#### Exercise details
Find the string "name" in the entries and copy each line that has it.

Collected data
## START
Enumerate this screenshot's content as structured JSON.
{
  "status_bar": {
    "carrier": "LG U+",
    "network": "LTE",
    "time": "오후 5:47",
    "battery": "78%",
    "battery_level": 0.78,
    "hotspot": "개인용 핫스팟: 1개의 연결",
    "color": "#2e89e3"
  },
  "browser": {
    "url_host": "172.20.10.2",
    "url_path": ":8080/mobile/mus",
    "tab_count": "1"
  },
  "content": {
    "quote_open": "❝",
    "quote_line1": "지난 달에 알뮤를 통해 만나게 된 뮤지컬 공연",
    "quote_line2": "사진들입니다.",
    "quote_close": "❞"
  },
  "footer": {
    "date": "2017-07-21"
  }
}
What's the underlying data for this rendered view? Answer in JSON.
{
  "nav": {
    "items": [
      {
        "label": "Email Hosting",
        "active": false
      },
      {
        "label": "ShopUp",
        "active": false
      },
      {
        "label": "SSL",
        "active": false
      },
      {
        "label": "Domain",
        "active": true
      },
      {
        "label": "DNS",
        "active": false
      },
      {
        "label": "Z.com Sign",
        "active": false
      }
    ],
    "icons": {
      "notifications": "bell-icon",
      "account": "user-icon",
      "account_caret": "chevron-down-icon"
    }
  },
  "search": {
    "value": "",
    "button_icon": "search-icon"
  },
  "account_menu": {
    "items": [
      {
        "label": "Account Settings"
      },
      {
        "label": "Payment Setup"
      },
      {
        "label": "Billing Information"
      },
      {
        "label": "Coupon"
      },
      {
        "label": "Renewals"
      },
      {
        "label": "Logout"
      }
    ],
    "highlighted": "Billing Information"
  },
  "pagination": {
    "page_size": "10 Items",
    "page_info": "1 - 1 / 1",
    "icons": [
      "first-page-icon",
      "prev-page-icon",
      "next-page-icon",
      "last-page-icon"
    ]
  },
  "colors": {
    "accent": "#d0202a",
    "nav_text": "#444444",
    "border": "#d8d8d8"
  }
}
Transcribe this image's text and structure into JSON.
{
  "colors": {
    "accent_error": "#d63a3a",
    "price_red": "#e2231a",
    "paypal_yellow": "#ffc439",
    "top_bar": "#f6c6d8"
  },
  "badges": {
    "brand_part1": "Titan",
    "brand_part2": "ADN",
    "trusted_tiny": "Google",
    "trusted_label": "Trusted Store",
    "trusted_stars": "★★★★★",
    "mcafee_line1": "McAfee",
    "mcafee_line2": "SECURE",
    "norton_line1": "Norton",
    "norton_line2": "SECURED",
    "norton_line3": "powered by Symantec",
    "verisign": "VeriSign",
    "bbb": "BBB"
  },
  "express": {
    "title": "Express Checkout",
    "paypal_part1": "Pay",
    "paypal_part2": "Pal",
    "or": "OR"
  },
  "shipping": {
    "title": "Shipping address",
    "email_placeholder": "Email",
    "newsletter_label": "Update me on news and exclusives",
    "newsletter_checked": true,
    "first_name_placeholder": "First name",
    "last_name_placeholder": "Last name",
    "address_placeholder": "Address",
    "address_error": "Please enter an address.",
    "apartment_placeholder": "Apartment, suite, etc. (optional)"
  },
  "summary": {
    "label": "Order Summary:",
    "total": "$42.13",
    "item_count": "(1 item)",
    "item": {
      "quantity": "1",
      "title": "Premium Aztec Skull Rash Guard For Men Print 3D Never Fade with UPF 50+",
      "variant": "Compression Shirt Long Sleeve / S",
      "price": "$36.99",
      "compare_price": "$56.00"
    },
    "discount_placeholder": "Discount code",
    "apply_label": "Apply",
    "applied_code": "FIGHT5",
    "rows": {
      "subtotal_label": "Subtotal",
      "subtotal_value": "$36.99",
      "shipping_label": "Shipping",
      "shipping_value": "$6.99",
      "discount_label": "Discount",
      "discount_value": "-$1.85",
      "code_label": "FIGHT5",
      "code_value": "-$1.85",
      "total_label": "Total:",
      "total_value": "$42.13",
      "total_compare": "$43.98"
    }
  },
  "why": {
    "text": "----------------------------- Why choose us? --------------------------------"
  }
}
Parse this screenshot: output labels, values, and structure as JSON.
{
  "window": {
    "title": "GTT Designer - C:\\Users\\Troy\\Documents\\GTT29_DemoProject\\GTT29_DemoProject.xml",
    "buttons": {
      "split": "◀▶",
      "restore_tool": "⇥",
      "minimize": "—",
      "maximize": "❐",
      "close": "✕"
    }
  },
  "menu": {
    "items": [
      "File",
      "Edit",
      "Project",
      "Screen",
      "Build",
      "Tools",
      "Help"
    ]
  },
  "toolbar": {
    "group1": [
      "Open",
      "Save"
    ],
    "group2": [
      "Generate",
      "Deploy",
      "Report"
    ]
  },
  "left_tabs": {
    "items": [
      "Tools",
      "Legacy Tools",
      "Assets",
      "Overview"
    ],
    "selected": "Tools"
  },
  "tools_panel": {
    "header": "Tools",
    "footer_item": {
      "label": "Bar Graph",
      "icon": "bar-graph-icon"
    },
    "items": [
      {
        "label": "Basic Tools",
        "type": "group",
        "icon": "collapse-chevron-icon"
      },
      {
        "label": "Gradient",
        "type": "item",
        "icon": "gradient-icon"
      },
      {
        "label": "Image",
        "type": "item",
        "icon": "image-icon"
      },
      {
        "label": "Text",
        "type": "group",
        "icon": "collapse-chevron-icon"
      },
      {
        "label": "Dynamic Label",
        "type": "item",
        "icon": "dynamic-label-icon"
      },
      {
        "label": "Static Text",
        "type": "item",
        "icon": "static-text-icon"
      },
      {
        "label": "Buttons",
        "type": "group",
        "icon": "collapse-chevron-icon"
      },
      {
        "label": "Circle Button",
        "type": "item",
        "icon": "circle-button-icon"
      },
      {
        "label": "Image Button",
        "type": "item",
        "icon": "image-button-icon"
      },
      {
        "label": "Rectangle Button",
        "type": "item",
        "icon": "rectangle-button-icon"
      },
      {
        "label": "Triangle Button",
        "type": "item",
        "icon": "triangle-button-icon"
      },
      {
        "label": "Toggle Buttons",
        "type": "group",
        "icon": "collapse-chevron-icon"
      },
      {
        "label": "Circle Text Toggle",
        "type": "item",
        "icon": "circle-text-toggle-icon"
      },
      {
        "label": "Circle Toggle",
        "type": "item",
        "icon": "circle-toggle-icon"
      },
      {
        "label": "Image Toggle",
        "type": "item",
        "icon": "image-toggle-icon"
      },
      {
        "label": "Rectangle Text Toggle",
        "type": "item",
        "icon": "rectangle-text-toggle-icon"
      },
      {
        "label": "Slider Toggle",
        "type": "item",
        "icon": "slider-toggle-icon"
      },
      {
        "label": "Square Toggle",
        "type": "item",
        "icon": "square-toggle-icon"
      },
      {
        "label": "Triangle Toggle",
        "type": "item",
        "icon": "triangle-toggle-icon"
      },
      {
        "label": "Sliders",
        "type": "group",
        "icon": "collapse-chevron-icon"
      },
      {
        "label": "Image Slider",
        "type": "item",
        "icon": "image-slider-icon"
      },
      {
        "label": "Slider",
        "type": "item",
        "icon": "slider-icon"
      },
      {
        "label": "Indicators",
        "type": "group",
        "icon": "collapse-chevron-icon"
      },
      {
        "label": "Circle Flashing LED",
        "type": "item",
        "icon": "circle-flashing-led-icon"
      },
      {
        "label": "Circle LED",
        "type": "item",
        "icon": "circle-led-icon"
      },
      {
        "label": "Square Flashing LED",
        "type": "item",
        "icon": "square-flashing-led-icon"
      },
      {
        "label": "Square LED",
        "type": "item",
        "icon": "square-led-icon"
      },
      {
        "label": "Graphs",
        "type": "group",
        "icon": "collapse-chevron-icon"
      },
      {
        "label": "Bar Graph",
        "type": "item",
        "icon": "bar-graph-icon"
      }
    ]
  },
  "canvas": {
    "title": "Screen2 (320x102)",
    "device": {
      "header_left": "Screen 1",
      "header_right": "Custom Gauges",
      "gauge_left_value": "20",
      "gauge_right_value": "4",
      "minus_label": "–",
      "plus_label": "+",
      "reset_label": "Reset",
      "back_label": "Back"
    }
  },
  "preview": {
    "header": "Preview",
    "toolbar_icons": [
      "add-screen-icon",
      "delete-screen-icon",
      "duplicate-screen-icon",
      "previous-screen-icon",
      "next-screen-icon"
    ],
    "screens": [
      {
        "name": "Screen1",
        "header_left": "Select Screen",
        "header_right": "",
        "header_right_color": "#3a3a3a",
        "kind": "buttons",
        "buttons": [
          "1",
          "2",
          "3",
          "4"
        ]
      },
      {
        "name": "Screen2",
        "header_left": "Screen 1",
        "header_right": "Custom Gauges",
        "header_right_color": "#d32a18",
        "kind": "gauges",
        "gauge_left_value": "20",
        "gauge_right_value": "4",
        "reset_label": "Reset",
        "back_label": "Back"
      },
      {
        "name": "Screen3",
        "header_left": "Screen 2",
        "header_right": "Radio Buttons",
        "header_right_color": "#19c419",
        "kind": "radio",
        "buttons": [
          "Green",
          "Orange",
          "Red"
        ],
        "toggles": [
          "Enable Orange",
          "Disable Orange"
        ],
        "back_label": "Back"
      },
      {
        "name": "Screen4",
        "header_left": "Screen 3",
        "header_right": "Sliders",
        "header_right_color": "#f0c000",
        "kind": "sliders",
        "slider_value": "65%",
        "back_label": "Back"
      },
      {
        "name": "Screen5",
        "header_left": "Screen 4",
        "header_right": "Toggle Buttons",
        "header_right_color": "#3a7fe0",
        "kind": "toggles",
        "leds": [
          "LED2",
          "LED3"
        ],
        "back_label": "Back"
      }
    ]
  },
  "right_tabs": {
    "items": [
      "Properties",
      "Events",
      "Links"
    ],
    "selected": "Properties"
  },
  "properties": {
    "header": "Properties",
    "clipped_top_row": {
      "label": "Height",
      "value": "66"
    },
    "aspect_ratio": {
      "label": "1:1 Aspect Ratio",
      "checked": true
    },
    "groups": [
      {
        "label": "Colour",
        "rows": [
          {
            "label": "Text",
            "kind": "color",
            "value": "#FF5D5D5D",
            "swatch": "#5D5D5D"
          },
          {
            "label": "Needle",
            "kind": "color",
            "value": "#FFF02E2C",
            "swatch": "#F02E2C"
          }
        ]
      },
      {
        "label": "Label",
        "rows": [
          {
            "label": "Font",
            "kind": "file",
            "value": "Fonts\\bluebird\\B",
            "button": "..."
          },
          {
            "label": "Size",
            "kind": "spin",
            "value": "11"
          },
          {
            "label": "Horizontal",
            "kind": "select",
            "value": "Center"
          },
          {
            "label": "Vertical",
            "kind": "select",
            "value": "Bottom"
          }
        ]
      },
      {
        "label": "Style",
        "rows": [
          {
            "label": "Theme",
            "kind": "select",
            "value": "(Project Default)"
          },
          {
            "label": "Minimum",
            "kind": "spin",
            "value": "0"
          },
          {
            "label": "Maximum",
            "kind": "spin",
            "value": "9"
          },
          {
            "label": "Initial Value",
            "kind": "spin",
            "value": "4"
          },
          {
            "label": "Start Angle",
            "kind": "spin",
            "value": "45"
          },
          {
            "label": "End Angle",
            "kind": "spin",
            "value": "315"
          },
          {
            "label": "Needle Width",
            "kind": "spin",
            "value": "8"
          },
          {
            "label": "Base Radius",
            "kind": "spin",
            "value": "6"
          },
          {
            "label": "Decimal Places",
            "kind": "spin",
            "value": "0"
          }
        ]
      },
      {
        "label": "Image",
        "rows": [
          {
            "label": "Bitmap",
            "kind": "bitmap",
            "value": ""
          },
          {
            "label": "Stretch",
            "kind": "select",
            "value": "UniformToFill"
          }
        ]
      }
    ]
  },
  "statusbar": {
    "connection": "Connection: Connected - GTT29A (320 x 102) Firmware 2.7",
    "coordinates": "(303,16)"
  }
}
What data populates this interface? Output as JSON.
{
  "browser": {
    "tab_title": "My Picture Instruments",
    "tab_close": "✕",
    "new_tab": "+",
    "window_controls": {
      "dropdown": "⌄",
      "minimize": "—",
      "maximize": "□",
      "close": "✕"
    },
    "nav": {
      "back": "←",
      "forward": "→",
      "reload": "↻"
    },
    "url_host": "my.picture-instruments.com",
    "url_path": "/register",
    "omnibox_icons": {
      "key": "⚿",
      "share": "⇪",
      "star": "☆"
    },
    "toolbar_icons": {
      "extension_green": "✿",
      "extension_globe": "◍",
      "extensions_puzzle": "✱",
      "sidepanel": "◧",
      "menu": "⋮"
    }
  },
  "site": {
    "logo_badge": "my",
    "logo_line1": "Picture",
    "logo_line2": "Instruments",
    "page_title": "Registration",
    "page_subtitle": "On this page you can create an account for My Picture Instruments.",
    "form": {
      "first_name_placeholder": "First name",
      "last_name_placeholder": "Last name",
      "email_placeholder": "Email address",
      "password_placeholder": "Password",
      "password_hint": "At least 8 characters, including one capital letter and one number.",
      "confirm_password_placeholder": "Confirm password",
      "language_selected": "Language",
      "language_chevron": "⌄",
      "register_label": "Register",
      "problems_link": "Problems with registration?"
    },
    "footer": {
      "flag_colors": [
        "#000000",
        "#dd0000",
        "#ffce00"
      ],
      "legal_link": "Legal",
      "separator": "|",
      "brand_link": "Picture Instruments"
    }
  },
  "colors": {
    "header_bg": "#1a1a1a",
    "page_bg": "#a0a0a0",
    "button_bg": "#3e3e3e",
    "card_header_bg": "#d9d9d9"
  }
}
## END
#### Response to the exercise
    "first_name_placeholder": "First name",
    "last_name_placeholder": "Last name",
        "name": "Screen1",
        "name": "Screen2",
        "name": "Screen3",
        "name": "Screen4",
        "name": "Screen5",
      "first_name_placeholder": "First name",
      "last_name_placeholder": "Last name",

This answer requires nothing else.